(Collected data)
==*==

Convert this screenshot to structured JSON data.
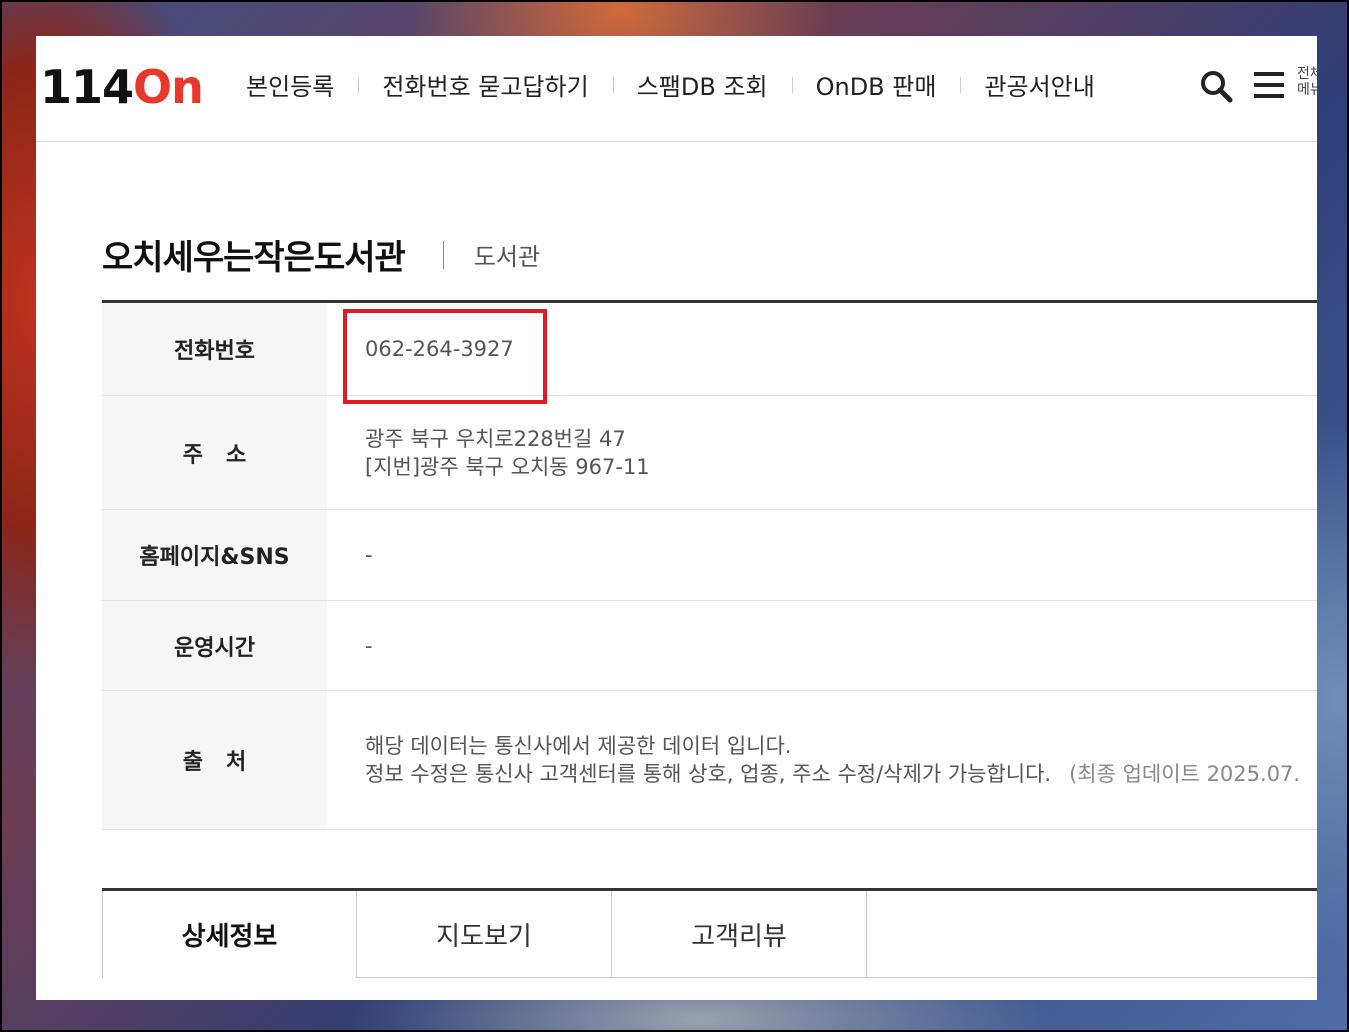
{
  "header": {
    "logo_num": "114",
    "logo_on": "On",
    "nav": [
      "본인등록",
      "전화번호 묻고답하기",
      "스팸DB 조회",
      "OnDB 판매",
      "관공서안내"
    ],
    "all_menu_label": "전체 메뉴",
    "icons": [
      "search-icon",
      "hamburger-menu-icon"
    ]
  },
  "place": {
    "name": "오치세우는작은도서관",
    "category": "도서관"
  },
  "info": {
    "phone_label": "전화번호",
    "phone": "062-264-3927",
    "address_label": "주   소",
    "address_road": "광주 북구 우치로228번길 47",
    "address_lot": "[지번]광주 북구 오치동 967-11",
    "web_label": "홈페이지&SNS",
    "web": "-",
    "hours_label": "운영시간",
    "hours": "-",
    "source_label": "출   처",
    "source_line1": "해당 데이터는 통신사에서 제공한 데이터 입니다.",
    "source_line2": "정보 수정은 통신사 고객센터를 통해 상호, 업종, 주소 수정/삭제가 가능합니다.",
    "update_note": "(최종 업데이트 2025.07."
  },
  "colors": {
    "brand_red": "#e8382b",
    "highlight": "#e01b24"
  },
  "tabs": [
    "상세정보",
    "지도보기",
    "고객리뷰"
  ]
}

==*==

--- Task details ---
Every entry should be returned exactly as written, minus the pictures.

--- Correct output ---
Convert this screenshot to structured JSON data.
{
  "header": {
    "logo_num": "114",
    "logo_on": "On",
    "nav": [
      "본인등록",
      "전화번호 묻고답하기",
      "스팸DB 조회",
      "OnDB 판매",
      "관공서안내"
    ],
    "all_menu_label": "전체 메뉴",
    "icons": [
      "search-icon",
      "hamburger-menu-icon"
    ]
  },
  "place": {
    "name": "오치세우는작은도서관",
    "category": "도서관"
  },
  "info": {
    "phone_label": "전화번호",
    "phone": "062-264-3927",
    "address_label": "주   소",
    "address_road": "광주 북구 우치로228번길 47",
    "address_lot": "[지번]광주 북구 오치동 967-11",
    "web_label": "홈페이지&SNS",
    "web": "-",
    "hours_label": "운영시간",
    "hours": "-",
    "source_label": "출   처",
    "source_line1": "해당 데이터는 통신사에서 제공한 데이터 입니다.",
    "source_line2": "정보 수정은 통신사 고객센터를 통해 상호, 업종, 주소 수정/삭제가 가능합니다.",
    "update_note": "(최종 업데이트 2025.07."
  },
  "colors": {
    "brand_red": "#e8382b",
    "highlight": "#e01b24"
  },
  "tabs": [
    "상세정보",
    "지도보기",
    "고객리뷰"
  ]
}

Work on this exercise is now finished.